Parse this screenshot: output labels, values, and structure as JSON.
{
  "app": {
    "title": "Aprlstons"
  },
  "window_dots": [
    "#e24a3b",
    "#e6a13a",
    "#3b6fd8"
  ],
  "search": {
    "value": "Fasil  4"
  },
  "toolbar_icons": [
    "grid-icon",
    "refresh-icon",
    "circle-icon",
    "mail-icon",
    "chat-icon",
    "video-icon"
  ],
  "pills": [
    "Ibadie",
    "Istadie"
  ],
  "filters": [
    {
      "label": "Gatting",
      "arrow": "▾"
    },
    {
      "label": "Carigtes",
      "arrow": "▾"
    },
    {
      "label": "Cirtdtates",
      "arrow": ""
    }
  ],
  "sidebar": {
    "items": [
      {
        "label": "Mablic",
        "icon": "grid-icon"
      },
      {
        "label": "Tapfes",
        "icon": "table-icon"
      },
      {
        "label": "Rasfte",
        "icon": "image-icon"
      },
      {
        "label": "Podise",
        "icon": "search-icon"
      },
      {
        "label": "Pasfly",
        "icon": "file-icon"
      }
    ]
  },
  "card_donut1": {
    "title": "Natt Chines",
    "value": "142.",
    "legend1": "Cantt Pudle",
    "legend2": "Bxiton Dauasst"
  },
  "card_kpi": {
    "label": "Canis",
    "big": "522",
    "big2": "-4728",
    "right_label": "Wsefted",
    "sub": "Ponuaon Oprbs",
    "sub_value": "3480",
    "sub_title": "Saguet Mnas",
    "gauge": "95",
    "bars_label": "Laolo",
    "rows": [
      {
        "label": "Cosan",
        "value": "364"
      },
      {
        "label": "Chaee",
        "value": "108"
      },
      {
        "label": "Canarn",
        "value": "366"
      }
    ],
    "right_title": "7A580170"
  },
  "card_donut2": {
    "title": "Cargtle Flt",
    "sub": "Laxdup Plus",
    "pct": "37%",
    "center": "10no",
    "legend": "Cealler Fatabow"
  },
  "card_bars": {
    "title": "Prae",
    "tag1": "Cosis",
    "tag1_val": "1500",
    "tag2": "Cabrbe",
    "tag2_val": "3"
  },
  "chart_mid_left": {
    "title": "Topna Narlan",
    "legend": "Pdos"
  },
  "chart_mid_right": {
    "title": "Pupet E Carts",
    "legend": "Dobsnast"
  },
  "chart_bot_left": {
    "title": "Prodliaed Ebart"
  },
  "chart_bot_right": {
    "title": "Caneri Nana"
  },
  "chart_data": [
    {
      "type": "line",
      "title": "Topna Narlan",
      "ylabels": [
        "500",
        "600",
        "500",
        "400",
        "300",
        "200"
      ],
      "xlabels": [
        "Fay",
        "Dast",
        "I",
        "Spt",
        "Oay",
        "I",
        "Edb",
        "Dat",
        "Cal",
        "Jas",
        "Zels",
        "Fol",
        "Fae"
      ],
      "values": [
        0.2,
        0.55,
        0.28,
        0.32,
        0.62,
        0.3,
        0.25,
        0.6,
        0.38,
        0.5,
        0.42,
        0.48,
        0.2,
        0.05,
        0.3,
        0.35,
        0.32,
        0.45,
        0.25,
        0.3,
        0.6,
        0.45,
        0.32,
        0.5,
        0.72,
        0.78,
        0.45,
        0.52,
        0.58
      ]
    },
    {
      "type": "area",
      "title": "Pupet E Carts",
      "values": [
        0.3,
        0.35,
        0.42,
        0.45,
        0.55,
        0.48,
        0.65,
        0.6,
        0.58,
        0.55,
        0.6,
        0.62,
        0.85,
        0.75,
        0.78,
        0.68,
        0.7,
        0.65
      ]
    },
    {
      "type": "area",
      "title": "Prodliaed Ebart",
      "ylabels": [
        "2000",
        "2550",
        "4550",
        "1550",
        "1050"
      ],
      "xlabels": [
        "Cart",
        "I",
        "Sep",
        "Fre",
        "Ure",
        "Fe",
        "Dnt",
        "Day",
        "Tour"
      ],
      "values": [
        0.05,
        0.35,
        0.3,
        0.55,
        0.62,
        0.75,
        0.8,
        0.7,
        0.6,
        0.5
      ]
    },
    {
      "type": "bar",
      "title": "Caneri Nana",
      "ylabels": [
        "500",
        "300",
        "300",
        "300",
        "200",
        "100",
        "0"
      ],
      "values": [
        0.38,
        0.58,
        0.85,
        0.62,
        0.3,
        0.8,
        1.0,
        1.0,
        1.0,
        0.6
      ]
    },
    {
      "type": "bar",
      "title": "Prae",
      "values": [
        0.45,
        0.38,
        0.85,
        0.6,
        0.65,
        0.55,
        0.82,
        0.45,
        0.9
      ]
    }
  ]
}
========================
▶ **WORK TO DO**
List the lines of the entries that include "Carts".

▶ **CORRECT RESULT**
    "title": "Pupet E Carts",
      "title": "Pupet E Carts",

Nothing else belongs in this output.